--- begin Listing ---

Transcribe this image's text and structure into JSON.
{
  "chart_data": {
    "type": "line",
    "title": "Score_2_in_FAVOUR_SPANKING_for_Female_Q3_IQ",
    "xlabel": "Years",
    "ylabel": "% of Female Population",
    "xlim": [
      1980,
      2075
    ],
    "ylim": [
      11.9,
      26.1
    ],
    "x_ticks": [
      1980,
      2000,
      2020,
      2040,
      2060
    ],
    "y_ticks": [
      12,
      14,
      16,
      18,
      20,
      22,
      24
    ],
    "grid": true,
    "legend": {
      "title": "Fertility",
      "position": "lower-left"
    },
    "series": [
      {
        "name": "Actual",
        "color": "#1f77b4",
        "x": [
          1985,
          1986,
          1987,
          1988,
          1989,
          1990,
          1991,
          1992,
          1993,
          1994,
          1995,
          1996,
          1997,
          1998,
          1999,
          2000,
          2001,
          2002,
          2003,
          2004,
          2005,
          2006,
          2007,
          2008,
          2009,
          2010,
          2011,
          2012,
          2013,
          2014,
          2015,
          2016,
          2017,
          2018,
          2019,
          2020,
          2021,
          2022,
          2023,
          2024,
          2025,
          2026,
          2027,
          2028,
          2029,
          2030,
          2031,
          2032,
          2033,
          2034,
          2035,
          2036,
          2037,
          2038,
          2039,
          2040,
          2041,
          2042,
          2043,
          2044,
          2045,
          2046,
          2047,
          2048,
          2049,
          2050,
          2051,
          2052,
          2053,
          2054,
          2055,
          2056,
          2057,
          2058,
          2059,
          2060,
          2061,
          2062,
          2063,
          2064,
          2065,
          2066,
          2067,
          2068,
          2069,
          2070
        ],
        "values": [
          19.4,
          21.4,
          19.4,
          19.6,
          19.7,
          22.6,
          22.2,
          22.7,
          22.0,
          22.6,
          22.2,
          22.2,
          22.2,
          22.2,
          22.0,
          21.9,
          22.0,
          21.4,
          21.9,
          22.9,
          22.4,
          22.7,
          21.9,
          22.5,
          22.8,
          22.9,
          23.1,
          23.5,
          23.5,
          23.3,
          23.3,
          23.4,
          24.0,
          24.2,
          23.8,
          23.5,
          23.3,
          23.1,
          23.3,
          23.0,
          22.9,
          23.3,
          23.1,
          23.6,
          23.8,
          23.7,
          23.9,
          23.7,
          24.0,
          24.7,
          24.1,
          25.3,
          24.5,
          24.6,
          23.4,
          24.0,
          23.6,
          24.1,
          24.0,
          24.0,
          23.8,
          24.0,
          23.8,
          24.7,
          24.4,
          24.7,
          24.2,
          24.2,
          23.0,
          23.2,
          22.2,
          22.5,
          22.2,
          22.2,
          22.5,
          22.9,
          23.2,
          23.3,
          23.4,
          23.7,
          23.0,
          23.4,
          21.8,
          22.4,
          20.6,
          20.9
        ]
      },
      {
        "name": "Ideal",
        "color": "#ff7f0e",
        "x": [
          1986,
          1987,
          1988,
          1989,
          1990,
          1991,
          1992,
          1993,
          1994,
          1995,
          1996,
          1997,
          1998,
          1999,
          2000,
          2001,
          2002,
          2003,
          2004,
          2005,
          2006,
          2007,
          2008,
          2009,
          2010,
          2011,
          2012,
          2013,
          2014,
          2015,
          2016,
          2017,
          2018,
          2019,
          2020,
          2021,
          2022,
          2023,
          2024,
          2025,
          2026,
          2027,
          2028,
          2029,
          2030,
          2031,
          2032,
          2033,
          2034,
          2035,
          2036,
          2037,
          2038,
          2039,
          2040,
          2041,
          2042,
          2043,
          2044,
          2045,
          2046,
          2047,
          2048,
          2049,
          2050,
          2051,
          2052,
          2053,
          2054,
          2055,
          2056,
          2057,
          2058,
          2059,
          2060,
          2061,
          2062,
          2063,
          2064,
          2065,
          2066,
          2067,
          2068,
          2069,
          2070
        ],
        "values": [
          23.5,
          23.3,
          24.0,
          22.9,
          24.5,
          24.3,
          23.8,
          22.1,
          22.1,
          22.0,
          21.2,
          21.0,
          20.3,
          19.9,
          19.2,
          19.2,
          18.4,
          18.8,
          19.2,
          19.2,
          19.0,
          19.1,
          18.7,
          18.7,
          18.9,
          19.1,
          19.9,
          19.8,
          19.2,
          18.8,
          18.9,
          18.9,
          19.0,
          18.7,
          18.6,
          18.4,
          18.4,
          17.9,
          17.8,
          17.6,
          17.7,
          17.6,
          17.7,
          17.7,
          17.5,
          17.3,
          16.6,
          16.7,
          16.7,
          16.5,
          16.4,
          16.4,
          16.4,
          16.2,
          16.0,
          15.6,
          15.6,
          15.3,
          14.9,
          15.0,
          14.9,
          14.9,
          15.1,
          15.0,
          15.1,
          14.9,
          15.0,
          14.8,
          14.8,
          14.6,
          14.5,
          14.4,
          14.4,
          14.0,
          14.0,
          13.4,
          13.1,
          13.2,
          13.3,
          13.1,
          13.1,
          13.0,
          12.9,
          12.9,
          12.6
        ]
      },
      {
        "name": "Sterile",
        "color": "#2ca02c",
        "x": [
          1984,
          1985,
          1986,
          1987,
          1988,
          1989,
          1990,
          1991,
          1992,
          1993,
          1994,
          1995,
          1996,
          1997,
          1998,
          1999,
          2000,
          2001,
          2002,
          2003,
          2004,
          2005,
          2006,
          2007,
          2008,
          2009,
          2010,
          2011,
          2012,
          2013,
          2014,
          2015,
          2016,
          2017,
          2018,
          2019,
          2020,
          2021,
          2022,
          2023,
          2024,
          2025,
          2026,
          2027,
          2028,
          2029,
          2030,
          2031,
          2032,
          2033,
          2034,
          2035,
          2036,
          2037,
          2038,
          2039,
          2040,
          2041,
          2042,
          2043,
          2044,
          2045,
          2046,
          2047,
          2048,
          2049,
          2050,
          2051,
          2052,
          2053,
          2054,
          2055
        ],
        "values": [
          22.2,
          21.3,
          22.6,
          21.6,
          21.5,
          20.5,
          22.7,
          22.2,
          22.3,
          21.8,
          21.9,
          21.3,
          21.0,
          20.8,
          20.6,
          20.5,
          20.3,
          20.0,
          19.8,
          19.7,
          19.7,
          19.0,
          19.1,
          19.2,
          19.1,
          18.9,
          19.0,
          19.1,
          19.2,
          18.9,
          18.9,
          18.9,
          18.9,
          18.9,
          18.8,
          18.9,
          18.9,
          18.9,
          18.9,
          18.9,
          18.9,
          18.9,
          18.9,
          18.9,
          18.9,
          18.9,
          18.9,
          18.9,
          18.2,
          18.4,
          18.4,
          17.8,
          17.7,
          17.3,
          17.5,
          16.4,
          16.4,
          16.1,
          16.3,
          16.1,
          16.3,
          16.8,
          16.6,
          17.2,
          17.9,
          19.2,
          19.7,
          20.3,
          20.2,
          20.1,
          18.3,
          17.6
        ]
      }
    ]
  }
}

--- end Listing ---

• Task details: Retype the material above, line by line, exactly.

• Written reply:
Transcribe this image's text and structure into JSON.
{
  "chart_data": {
    "type": "line",
    "title": "Score_2_in_FAVOUR_SPANKING_for_Female_Q3_IQ",
    "xlabel": "Years",
    "ylabel": "% of Female Population",
    "xlim": [
      1980,
      2075
    ],
    "ylim": [
      11.9,
      26.1
    ],
    "x_ticks": [
      1980,
      2000,
      2020,
      2040,
      2060
    ],
    "y_ticks": [
      12,
      14,
      16,
      18,
      20,
      22,
      24
    ],
    "grid": true,
    "legend": {
      "title": "Fertility",
      "position": "lower-left"
    },
    "series": [
      {
        "name": "Actual",
        "color": "#1f77b4",
        "x": [
          1985,
          1986,
          1987,
          1988,
          1989,
          1990,
          1991,
          1992,
          1993,
          1994,
          1995,
          1996,
          1997,
          1998,
          1999,
          2000,
          2001,
          2002,
          2003,
          2004,
          2005,
          2006,
          2007,
          2008,
          2009,
          2010,
          2011,
          2012,
          2013,
          2014,
          2015,
          2016,
          2017,
          2018,
          2019,
          2020,
          2021,
          2022,
          2023,
          2024,
          2025,
          2026,
          2027,
          2028,
          2029,
          2030,
          2031,
          2032,
          2033,
          2034,
          2035,
          2036,
          2037,
          2038,
          2039,
          2040,
          2041,
          2042,
          2043,
          2044,
          2045,
          2046,
          2047,
          2048,
          2049,
          2050,
          2051,
          2052,
          2053,
          2054,
          2055,
          2056,
          2057,
          2058,
          2059,
          2060,
          2061,
          2062,
          2063,
          2064,
          2065,
          2066,
          2067,
          2068,
          2069,
          2070
        ],
        "values": [
          19.4,
          21.4,
          19.4,
          19.6,
          19.7,
          22.6,
          22.2,
          22.7,
          22.0,
          22.6,
          22.2,
          22.2,
          22.2,
          22.2,
          22.0,
          21.9,
          22.0,
          21.4,
          21.9,
          22.9,
          22.4,
          22.7,
          21.9,
          22.5,
          22.8,
          22.9,
          23.1,
          23.5,
          23.5,
          23.3,
          23.3,
          23.4,
          24.0,
          24.2,
          23.8,
          23.5,
          23.3,
          23.1,
          23.3,
          23.0,
          22.9,
          23.3,
          23.1,
          23.6,
          23.8,
          23.7,
          23.9,
          23.7,
          24.0,
          24.7,
          24.1,
          25.3,
          24.5,
          24.6,
          23.4,
          24.0,
          23.6,
          24.1,
          24.0,
          24.0,
          23.8,
          24.0,
          23.8,
          24.7,
          24.4,
          24.7,
          24.2,
          24.2,
          23.0,
          23.2,
          22.2,
          22.5,
          22.2,
          22.2,
          22.5,
          22.9,
          23.2,
          23.3,
          23.4,
          23.7,
          23.0,
          23.4,
          21.8,
          22.4,
          20.6,
          20.9
        ]
      },
      {
        "name": "Ideal",
        "color": "#ff7f0e",
        "x": [
          1986,
          1987,
          1988,
          1989,
          1990,
          1991,
          1992,
          1993,
          1994,
          1995,
          1996,
          1997,
          1998,
          1999,
          2000,
          2001,
          2002,
          2003,
          2004,
          2005,
          2006,
          2007,
          2008,
          2009,
          2010,
          2011,
          2012,
          2013,
          2014,
          2015,
          2016,
          2017,
          2018,
          2019,
          2020,
          2021,
          2022,
          2023,
          2024,
          2025,
          2026,
          2027,
          2028,
          2029,
          2030,
          2031,
          2032,
          2033,
          2034,
          2035,
          2036,
          2037,
          2038,
          2039,
          2040,
          2041,
          2042,
          2043,
          2044,
          2045,
          2046,
          2047,
          2048,
          2049,
          2050,
          2051,
          2052,
          2053,
          2054,
          2055,
          2056,
          2057,
          2058,
          2059,
          2060,
          2061,
          2062,
          2063,
          2064,
          2065,
          2066,
          2067,
          2068,
          2069,
          2070
        ],
        "values": [
          23.5,
          23.3,
          24.0,
          22.9,
          24.5,
          24.3,
          23.8,
          22.1,
          22.1,
          22.0,
          21.2,
          21.0,
          20.3,
          19.9,
          19.2,
          19.2,
          18.4,
          18.8,
          19.2,
          19.2,
          19.0,
          19.1,
          18.7,
          18.7,
          18.9,
          19.1,
          19.9,
          19.8,
          19.2,
          18.8,
          18.9,
          18.9,
          19.0,
          18.7,
          18.6,
          18.4,
          18.4,
          17.9,
          17.8,
          17.6,
          17.7,
          17.6,
          17.7,
          17.7,
          17.5,
          17.3,
          16.6,
          16.7,
          16.7,
          16.5,
          16.4,
          16.4,
          16.4,
          16.2,
          16.0,
          15.6,
          15.6,
          15.3,
          14.9,
          15.0,
          14.9,
          14.9,
          15.1,
          15.0,
          15.1,
          14.9,
          15.0,
          14.8,
          14.8,
          14.6,
          14.5,
          14.4,
          14.4,
          14.0,
          14.0,
          13.4,
          13.1,
          13.2,
          13.3,
          13.1,
          13.1,
          13.0,
          12.9,
          12.9,
          12.6
        ]
      },
      {
        "name": "Sterile",
        "color": "#2ca02c",
        "x": [
          1984,
          1985,
          1986,
          1987,
          1988,
          1989,
          1990,
          1991,
          1992,
          1993,
          1994,
          1995,
          1996,
          1997,
          1998,
          1999,
          2000,
          2001,
          2002,
          2003,
          2004,
          2005,
          2006,
          2007,
          2008,
          2009,
          2010,
          2011,
          2012,
          2013,
          2014,
          2015,
          2016,
          2017,
          2018,
          2019,
          2020,
          2021,
          2022,
          2023,
          2024,
          2025,
          2026,
          2027,
          2028,
          2029,
          2030,
          2031,
          2032,
          2033,
          2034,
          2035,
          2036,
          2037,
          2038,
          2039,
          2040,
          2041,
          2042,
          2043,
          2044,
          2045,
          2046,
          2047,
          2048,
          2049,
          2050,
          2051,
          2052,
          2053,
          2054,
          2055
        ],
        "values": [
          22.2,
          21.3,
          22.6,
          21.6,
          21.5,
          20.5,
          22.7,
          22.2,
          22.3,
          21.8,
          21.9,
          21.3,
          21.0,
          20.8,
          20.6,
          20.5,
          20.3,
          20.0,
          19.8,
          19.7,
          19.7,
          19.0,
          19.1,
          19.2,
          19.1,
          18.9,
          19.0,
          19.1,
          19.2,
          18.9,
          18.9,
          18.9,
          18.9,
          18.9,
          18.8,
          18.9,
          18.9,
          18.9,
          18.9,
          18.9,
          18.9,
          18.9,
          18.9,
          18.9,
          18.9,
          18.9,
          18.9,
          18.9,
          18.2,
          18.4,
          18.4,
          17.8,
          17.7,
          17.3,
          17.5,
          16.4,
          16.4,
          16.1,
          16.3,
          16.1,
          16.3,
          16.8,
          16.6,
          17.2,
          17.9,
          19.2,
          19.7,
          20.3,
          20.2,
          20.1,
          18.3,
          17.6
        ]
      }
    ]
  }
}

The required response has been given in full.